* [Task brief]: Report how many lines hold the word "Температура"; give nothing but the number.

=======

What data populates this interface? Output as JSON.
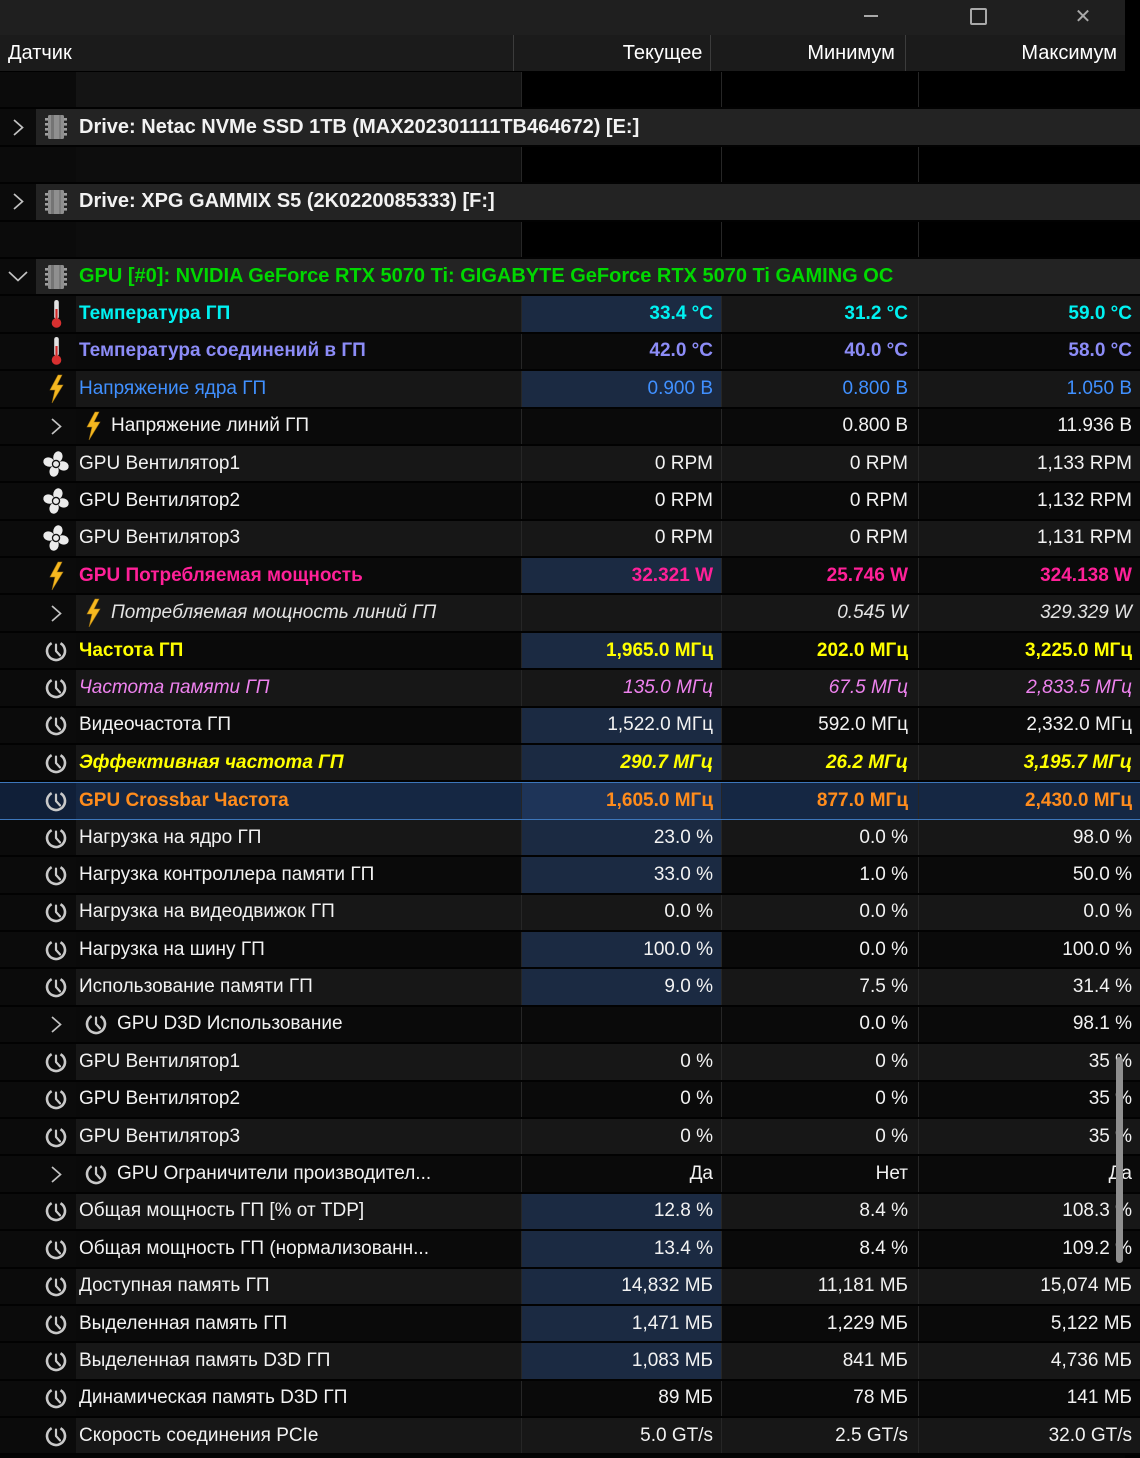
{
  "window": {
    "minimize": "",
    "maximize": "",
    "close": "✕"
  },
  "header": {
    "sensor": "Датчик",
    "current": "Текущее",
    "minimum": "Минимум",
    "maximum": "Максимум"
  },
  "colors": {
    "white": "#f2f2f2",
    "gray_italic": "#e3e3e3",
    "green": "#00d800",
    "cyan": "#00f2f2",
    "purple": "#8c8cf7",
    "blue": "#4090ff",
    "magenta": "#ff2098",
    "yellow": "#ffff00",
    "pink": "#ee82ee",
    "orange": "#ff8c1c",
    "selection_border": "#3d76ba",
    "current_highlight": "#1b2a42"
  },
  "rows": [
    {
      "kind": "spacer",
      "bg": "spacer0",
      "label": "",
      "cur": "",
      "min": "",
      "max": ""
    },
    {
      "kind": "device",
      "arrow": "right",
      "icon": "chip",
      "color": "white",
      "label": "Drive: Netac NVMe SSD 1TB (MAX202301111TB464672) [E:]",
      "cur": "",
      "min": "",
      "max": ""
    },
    {
      "kind": "spacer",
      "bg": "spacer",
      "label": "",
      "cur": "",
      "min": "",
      "max": ""
    },
    {
      "kind": "device",
      "arrow": "right",
      "icon": "chip",
      "color": "white",
      "label": "Drive: XPG GAMMIX S5 (2K0220085333) [F:]",
      "cur": "",
      "min": "",
      "max": ""
    },
    {
      "kind": "spacer",
      "bg": "spacer",
      "label": "",
      "cur": "",
      "min": "",
      "max": ""
    },
    {
      "kind": "device",
      "arrow": "down",
      "icon": "chip",
      "color": "green",
      "label": "GPU [#0]: NVIDIA GeForce RTX 5070 Ti: GIGABYTE GeForce RTX 5070 Ti GAMING OC",
      "cur": "",
      "min": "",
      "max": ""
    },
    {
      "kind": "sensor",
      "bg": "light",
      "icon": "thermometer",
      "color": "cyan",
      "bold": true,
      "hl": true,
      "label": "Температура ГП",
      "cur": "33.4 °C",
      "min": "31.2 °C",
      "max": "59.0 °C"
    },
    {
      "kind": "sensor",
      "bg": "dark",
      "icon": "thermometer",
      "color": "purple",
      "bold": true,
      "label": "Температура соединений в ГП",
      "cur": "42.0 °C",
      "min": "40.0 °C",
      "max": "58.0 °C"
    },
    {
      "kind": "sensor",
      "bg": "light",
      "icon": "bolt",
      "color": "blue",
      "hl": true,
      "label": "Напряжение ядра ГП",
      "cur": "0.900 В",
      "min": "0.800 В",
      "max": "1.050 В"
    },
    {
      "kind": "sensor",
      "bg": "dark",
      "sub": true,
      "icon": "bolt",
      "color": "white",
      "label": "Напряжение линий ГП",
      "cur": "",
      "min": "0.800 В",
      "max": "11.936 В"
    },
    {
      "kind": "sensor",
      "bg": "light",
      "icon": "fan",
      "color": "white",
      "label": "GPU Вентилятор1",
      "cur": "0 RPM",
      "min": "0 RPM",
      "max": "1,133 RPM"
    },
    {
      "kind": "sensor",
      "bg": "dark",
      "icon": "fan",
      "color": "white",
      "label": "GPU Вентилятор2",
      "cur": "0 RPM",
      "min": "0 RPM",
      "max": "1,132 RPM"
    },
    {
      "kind": "sensor",
      "bg": "light",
      "icon": "fan",
      "color": "white",
      "label": "GPU Вентилятор3",
      "cur": "0 RPM",
      "min": "0 RPM",
      "max": "1,131 RPM"
    },
    {
      "kind": "sensor",
      "bg": "dark",
      "icon": "bolt",
      "color": "magenta",
      "bold": true,
      "hl": true,
      "label": "GPU Потребляемая мощность",
      "cur": "32.321 W",
      "min": "25.746 W",
      "max": "324.138 W"
    },
    {
      "kind": "sensor",
      "bg": "light",
      "sub": true,
      "icon": "bolt",
      "color": "gray_italic",
      "italic": true,
      "label": "Потребляемая мощность линий ГП",
      "cur": "",
      "min": "0.545 W",
      "max": "329.329 W"
    },
    {
      "kind": "sensor",
      "bg": "dark",
      "icon": "clock",
      "color": "yellow",
      "bold": true,
      "hl": true,
      "label": "Частота ГП",
      "cur": "1,965.0 МГц",
      "min": "202.0 МГц",
      "max": "3,225.0 МГц"
    },
    {
      "kind": "sensor",
      "bg": "light",
      "icon": "clock",
      "color": "pink",
      "italic": true,
      "label": "Частота памяти ГП",
      "cur": "135.0 МГц",
      "min": "67.5 МГц",
      "max": "2,833.5 МГц"
    },
    {
      "kind": "sensor",
      "bg": "dark",
      "icon": "clock",
      "color": "white",
      "hl": true,
      "label": "Видеочастота ГП",
      "cur": "1,522.0 МГц",
      "min": "592.0 МГц",
      "max": "2,332.0 МГц"
    },
    {
      "kind": "sensor",
      "bg": "light",
      "icon": "clock",
      "color": "yellow",
      "bold": true,
      "italic": true,
      "hl": true,
      "label": "Эффективная частота ГП",
      "cur": "290.7 МГц",
      "min": "26.2 МГц",
      "max": "3,195.7 МГц"
    },
    {
      "kind": "sensor",
      "bg": "dark",
      "sel": true,
      "icon": "clock",
      "color": "orange",
      "bold": true,
      "hl": true,
      "label": "GPU Crossbar Частота",
      "cur": "1,605.0 МГц",
      "min": "877.0 МГц",
      "max": "2,430.0 МГц"
    },
    {
      "kind": "sensor",
      "bg": "light",
      "icon": "clock",
      "color": "white",
      "hl": true,
      "label": "Нагрузка на ядро ГП",
      "cur": "23.0 %",
      "min": "0.0 %",
      "max": "98.0 %"
    },
    {
      "kind": "sensor",
      "bg": "dark",
      "icon": "clock",
      "color": "white",
      "hl": true,
      "label": "Нагрузка контроллера памяти ГП",
      "cur": "33.0 %",
      "min": "1.0 %",
      "max": "50.0 %"
    },
    {
      "kind": "sensor",
      "bg": "light",
      "icon": "clock",
      "color": "white",
      "label": "Нагрузка на видеодвижок ГП",
      "cur": "0.0 %",
      "min": "0.0 %",
      "max": "0.0 %"
    },
    {
      "kind": "sensor",
      "bg": "dark",
      "icon": "clock",
      "color": "white",
      "hl": true,
      "label": "Нагрузка на шину ГП",
      "cur": "100.0 %",
      "min": "0.0 %",
      "max": "100.0 %"
    },
    {
      "kind": "sensor",
      "bg": "light",
      "icon": "clock",
      "color": "white",
      "hl": true,
      "label": "Использование памяти ГП",
      "cur": "9.0 %",
      "min": "7.5 %",
      "max": "31.4 %"
    },
    {
      "kind": "sensor",
      "bg": "dark",
      "sub": true,
      "icon": "clock",
      "color": "white",
      "label": "GPU D3D Использование",
      "cur": "",
      "min": "0.0 %",
      "max": "98.1 %"
    },
    {
      "kind": "sensor",
      "bg": "light",
      "icon": "clock",
      "color": "white",
      "label": "GPU Вентилятор1",
      "cur": "0 %",
      "min": "0 %",
      "max": "35 %"
    },
    {
      "kind": "sensor",
      "bg": "dark",
      "icon": "clock",
      "color": "white",
      "label": "GPU Вентилятор2",
      "cur": "0 %",
      "min": "0 %",
      "max": "35 %"
    },
    {
      "kind": "sensor",
      "bg": "light",
      "icon": "clock",
      "color": "white",
      "label": "GPU Вентилятор3",
      "cur": "0 %",
      "min": "0 %",
      "max": "35 %"
    },
    {
      "kind": "sensor",
      "bg": "dark",
      "sub": true,
      "icon": "clock",
      "color": "white",
      "label": "GPU Ограничители производител...",
      "cur": "Да",
      "min": "Нет",
      "max": "Да"
    },
    {
      "kind": "sensor",
      "bg": "light",
      "icon": "clock",
      "color": "white",
      "hl": true,
      "label": "Общая мощность ГП [% от TDP]",
      "cur": "12.8 %",
      "min": "8.4 %",
      "max": "108.3 %"
    },
    {
      "kind": "sensor",
      "bg": "dark",
      "icon": "clock",
      "color": "white",
      "hl": true,
      "label": "Общая мощность ГП (нормализованн...",
      "cur": "13.4 %",
      "min": "8.4 %",
      "max": "109.2 %"
    },
    {
      "kind": "sensor",
      "bg": "light",
      "icon": "clock",
      "color": "white",
      "hl": true,
      "label": "Доступная память ГП",
      "cur": "14,832 МБ",
      "min": "11,181 МБ",
      "max": "15,074 МБ"
    },
    {
      "kind": "sensor",
      "bg": "dark",
      "icon": "clock",
      "color": "white",
      "hl": true,
      "label": "Выделенная память ГП",
      "cur": "1,471 МБ",
      "min": "1,229 МБ",
      "max": "5,122 МБ"
    },
    {
      "kind": "sensor",
      "bg": "light",
      "icon": "clock",
      "color": "white",
      "hl": true,
      "label": "Выделенная память D3D ГП",
      "cur": "1,083 МБ",
      "min": "841 МБ",
      "max": "4,736 МБ"
    },
    {
      "kind": "sensor",
      "bg": "dark",
      "icon": "clock",
      "color": "white",
      "label": "Динамическая память D3D ГП",
      "cur": "89 МБ",
      "min": "78 МБ",
      "max": "141 МБ"
    },
    {
      "kind": "sensor",
      "bg": "light",
      "icon": "clock",
      "color": "white",
      "label": "Скорость соединения PCIe",
      "cur": "5.0 GT/s",
      "min": "2.5 GT/s",
      "max": "32.0 GT/s"
    }
  ]
}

=======

* [Worked answer]: 2